TASK BRIEF: Could you convert the records, from the start through the line that contains "restaurant-area: RESTAURANT xyxy=(392,1376,669,1550)", into a Markdown table with the columns Row and Record line, leaving out any blank lines?

-- -- --

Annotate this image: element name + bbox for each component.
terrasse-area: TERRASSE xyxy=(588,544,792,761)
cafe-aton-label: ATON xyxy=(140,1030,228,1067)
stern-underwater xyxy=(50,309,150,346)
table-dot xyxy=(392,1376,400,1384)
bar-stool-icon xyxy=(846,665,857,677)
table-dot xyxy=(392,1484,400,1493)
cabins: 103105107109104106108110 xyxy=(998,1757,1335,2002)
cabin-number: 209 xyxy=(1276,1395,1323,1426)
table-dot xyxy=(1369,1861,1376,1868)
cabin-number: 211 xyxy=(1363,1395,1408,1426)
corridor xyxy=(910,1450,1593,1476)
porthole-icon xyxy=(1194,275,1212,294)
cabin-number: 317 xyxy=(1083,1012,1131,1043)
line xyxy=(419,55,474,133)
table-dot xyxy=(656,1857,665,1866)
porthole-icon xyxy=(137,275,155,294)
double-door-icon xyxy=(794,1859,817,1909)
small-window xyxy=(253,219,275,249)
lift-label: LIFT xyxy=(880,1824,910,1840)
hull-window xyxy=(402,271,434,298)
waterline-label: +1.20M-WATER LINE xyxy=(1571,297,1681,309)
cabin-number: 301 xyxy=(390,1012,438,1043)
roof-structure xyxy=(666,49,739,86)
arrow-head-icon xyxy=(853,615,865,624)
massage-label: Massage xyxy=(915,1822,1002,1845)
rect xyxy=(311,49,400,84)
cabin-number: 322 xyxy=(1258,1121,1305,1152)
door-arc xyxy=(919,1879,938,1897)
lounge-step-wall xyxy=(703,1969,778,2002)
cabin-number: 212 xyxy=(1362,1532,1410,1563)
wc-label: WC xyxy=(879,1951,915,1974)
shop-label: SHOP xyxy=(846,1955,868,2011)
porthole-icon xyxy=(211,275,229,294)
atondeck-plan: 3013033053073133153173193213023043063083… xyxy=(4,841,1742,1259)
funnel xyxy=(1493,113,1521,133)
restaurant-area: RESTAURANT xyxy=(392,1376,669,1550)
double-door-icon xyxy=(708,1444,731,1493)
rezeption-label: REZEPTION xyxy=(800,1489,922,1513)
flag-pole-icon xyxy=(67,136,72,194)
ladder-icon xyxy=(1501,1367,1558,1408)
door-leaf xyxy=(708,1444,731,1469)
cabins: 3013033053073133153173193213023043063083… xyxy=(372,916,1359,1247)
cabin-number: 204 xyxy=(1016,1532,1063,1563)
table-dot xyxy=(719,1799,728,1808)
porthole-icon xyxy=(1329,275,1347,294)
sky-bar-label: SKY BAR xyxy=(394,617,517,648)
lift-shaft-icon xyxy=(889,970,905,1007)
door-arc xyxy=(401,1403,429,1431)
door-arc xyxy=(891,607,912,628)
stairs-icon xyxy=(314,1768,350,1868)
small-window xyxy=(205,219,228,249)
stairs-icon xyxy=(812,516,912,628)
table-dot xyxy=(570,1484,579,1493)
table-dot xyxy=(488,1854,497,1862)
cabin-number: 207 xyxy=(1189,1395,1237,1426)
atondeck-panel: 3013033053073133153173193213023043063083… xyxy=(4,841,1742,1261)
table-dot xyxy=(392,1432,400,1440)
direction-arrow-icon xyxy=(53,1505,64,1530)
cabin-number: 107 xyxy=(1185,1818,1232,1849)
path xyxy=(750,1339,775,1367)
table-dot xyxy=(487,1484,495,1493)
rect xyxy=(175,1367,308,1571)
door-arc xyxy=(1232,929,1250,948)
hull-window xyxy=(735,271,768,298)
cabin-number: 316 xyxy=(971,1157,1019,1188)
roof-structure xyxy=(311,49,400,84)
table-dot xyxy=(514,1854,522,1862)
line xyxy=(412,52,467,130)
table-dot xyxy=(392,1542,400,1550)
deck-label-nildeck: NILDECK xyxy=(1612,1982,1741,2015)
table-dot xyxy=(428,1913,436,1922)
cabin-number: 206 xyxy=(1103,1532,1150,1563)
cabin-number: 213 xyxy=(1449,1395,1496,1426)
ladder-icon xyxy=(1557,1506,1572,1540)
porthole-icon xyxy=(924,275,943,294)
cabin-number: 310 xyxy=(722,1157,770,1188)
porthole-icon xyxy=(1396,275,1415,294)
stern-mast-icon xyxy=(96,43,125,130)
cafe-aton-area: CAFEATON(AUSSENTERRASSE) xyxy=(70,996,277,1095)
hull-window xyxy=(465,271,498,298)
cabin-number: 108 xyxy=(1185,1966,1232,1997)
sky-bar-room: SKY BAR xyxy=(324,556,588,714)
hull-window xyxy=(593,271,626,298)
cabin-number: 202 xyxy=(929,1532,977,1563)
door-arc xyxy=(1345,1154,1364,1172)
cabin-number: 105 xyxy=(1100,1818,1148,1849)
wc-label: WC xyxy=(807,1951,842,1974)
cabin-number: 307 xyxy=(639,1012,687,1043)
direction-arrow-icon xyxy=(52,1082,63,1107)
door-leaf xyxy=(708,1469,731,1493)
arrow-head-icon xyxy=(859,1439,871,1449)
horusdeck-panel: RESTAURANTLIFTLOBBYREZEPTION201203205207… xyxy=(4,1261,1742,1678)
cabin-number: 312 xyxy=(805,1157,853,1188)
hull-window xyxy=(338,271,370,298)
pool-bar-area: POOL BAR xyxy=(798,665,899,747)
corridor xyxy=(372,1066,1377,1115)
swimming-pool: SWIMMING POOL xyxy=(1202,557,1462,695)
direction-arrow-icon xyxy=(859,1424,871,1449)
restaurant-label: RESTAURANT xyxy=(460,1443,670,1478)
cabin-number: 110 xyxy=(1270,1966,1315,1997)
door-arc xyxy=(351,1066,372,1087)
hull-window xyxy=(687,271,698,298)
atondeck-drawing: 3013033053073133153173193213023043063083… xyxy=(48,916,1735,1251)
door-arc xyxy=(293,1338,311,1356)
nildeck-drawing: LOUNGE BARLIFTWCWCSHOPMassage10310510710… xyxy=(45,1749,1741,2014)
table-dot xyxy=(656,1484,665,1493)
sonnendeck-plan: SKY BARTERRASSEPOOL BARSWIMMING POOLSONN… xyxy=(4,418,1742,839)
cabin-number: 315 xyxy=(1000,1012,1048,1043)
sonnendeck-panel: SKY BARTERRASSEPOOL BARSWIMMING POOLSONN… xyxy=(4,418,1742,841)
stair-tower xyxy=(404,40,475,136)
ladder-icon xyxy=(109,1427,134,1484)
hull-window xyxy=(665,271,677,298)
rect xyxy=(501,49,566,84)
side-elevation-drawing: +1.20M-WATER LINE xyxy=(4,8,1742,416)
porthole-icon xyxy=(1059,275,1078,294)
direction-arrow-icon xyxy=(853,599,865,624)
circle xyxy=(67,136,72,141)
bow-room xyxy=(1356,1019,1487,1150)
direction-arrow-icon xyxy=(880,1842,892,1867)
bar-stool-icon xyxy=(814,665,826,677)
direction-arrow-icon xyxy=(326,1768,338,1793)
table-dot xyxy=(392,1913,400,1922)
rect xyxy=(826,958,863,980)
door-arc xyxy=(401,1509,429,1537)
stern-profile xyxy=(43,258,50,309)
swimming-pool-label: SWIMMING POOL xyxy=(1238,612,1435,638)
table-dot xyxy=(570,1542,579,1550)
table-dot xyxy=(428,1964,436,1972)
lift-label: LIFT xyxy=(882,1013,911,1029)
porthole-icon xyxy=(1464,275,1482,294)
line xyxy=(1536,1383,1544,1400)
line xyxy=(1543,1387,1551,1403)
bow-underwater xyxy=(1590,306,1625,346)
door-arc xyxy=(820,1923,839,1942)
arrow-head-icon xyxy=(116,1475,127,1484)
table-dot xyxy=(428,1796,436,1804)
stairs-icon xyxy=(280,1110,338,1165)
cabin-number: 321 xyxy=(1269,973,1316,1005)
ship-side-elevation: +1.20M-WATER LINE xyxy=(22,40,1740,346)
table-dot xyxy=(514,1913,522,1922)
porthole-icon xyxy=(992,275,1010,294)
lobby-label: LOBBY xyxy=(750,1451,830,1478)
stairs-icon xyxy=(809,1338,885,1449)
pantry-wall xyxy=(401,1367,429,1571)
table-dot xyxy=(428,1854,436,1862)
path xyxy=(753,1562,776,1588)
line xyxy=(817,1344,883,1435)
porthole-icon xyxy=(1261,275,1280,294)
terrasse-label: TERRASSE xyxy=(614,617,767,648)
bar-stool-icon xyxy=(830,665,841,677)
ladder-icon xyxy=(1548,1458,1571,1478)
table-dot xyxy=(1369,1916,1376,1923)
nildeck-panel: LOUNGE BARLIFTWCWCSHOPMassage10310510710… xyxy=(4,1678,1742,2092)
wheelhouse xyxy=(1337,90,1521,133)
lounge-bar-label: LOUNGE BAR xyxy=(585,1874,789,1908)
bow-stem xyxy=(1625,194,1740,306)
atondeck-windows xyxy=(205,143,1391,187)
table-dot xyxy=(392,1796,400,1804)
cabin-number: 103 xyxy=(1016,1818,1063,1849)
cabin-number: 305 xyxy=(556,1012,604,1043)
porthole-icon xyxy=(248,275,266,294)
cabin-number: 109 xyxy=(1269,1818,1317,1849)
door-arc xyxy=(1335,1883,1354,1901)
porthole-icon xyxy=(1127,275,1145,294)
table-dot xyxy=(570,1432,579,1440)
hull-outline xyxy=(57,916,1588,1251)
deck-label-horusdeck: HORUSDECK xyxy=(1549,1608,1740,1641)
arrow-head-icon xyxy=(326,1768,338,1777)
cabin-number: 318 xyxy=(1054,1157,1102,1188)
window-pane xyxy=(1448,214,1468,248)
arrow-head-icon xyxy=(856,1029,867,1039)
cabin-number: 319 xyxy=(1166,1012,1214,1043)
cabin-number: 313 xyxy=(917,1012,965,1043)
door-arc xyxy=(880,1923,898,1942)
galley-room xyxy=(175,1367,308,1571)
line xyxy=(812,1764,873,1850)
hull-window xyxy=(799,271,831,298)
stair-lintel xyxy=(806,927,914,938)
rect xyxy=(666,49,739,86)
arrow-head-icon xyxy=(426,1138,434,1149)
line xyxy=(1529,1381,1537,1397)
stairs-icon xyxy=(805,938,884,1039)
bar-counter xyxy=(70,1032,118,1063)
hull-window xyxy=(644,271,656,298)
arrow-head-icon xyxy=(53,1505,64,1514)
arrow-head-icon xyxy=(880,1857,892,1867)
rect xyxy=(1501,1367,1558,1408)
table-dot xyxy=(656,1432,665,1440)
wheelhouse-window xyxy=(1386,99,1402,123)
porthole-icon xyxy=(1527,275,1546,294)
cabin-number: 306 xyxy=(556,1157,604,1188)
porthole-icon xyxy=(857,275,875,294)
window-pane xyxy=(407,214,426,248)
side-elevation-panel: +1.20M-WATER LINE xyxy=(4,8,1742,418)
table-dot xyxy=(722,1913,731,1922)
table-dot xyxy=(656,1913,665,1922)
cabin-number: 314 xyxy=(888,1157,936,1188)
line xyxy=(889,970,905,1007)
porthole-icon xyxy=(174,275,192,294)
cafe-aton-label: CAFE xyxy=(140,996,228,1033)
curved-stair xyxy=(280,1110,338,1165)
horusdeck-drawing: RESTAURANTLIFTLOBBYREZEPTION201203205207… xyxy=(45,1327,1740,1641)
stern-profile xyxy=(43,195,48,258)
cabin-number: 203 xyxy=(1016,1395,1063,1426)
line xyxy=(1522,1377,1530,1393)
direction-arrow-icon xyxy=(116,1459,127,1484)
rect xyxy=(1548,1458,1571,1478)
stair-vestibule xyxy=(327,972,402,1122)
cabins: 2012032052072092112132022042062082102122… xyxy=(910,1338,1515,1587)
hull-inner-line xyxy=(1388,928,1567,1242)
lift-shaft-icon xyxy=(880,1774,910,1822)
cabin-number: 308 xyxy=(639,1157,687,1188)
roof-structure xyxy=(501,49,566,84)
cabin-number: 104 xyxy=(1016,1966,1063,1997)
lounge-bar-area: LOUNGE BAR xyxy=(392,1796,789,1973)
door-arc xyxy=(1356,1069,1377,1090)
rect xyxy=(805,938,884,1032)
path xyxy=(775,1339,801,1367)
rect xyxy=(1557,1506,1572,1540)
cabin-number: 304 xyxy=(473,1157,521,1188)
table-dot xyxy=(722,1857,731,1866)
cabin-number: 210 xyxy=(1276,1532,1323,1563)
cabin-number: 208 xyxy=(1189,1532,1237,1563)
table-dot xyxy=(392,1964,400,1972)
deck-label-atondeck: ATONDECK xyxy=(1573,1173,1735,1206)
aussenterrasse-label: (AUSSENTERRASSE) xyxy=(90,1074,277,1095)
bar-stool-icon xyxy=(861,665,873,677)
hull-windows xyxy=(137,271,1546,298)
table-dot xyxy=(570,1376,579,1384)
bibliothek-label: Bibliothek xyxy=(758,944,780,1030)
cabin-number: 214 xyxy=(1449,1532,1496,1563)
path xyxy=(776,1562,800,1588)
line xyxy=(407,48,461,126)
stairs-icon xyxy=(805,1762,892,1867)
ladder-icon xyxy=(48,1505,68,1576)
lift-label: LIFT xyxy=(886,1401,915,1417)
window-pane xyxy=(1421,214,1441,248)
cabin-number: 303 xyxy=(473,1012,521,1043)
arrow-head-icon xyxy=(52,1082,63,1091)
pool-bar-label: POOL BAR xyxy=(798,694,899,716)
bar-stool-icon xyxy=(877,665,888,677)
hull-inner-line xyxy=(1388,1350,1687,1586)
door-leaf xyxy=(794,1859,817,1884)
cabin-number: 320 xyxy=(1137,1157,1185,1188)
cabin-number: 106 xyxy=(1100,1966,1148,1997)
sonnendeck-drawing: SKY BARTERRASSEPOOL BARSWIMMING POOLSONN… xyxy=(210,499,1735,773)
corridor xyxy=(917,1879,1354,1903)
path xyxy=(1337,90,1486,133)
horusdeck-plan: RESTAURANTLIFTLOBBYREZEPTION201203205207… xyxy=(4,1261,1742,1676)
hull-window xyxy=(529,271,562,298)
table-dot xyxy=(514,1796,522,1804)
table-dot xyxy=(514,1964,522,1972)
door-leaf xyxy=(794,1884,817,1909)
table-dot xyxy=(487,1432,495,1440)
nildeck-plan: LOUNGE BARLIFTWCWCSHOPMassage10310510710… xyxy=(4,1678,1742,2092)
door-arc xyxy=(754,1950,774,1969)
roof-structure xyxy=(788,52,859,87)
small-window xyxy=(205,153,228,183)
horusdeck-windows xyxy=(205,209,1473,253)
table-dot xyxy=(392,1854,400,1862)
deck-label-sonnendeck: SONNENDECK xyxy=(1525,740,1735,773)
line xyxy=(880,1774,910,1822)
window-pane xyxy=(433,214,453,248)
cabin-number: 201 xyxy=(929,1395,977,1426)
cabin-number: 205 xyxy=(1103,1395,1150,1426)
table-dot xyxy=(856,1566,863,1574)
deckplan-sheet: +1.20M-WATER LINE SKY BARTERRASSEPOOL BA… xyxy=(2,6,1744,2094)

-- -- --

SOLUTION TO THIS EXERCISE:
| Row | Record line |
|---|---|
| 1 | Annotate this image: element name + bbox for each component. |
| 2 | terrasse-area: TERRASSE xyxy=(588,544,792,761) |
| 3 | cafe-aton-label: ATON xyxy=(140,1030,228,1067) |
| 4 | stern-underwater xyxy=(50,309,150,346) |
| 5 | table-dot xyxy=(392,1376,400,1384) |
| 6 | bar-stool-icon xyxy=(846,665,857,677) |
| 7 | table-dot xyxy=(392,1484,400,1493) |
| 8 | cabins: 103105107109104106108110 xyxy=(998,1757,1335,2002) |
| 9 | cabin-number: 209 xyxy=(1276,1395,1323,1426) |
| 10 | table-dot xyxy=(1369,1861,1376,1868) |
| 11 | cabin-number: 211 xyxy=(1363,1395,1408,1426) |
| 12 | corridor xyxy=(910,1450,1593,1476) |
| 13 | porthole-icon xyxy=(1194,275,1212,294) |
| 14 | cabin-number: 317 xyxy=(1083,1012,1131,1043) |
| 15 | line xyxy=(419,55,474,133) |
| 16 | table-dot xyxy=(656,1857,665,1866) |
| 17 | porthole-icon xyxy=(137,275,155,294) |
| 18 | double-door-icon xyxy=(794,1859,817,1909) |
| 19 | small-window xyxy=(253,219,275,249) |
| 20 | lift-label: LIFT xyxy=(880,1824,910,1840) |
| 21 | hull-window xyxy=(402,271,434,298) |
| 22 | waterline-label: +1.20M-WATER LINE xyxy=(1571,297,1681,309) |
| 23 | cabin-number: 301 xyxy=(390,1012,438,1043) |
| 24 | roof-structure xyxy=(666,49,739,86) |
| 25 | arrow-head-icon xyxy=(853,615,865,624) |
| 26 | massage-label: Massage xyxy=(915,1822,1002,1845) |
| 27 | rect xyxy=(311,49,400,84) |
| 28 | cabin-number: 322 xyxy=(1258,1121,1305,1152) |
| 29 | door-arc xyxy=(919,1879,938,1897) |
| 30 | lounge-step-wall xyxy=(703,1969,778,2002) |
| 31 | cabin-number: 212 xyxy=(1362,1532,1410,1563) |
| 32 | wc-label: WC xyxy=(879,1951,915,1974) |
| 33 | shop-label: SHOP xyxy=(846,1955,868,2011) |
| 34 | porthole-icon xyxy=(211,275,229,294) |
| 35 | atondeck-plan: 3013033053073133153173193213023043063083… xyxy=(4,841,1742,1259) |
| 36 | funnel xyxy=(1493,113,1521,133) |
| 37 | restaurant-area: RESTAURANT xyxy=(392,1376,669,1550) |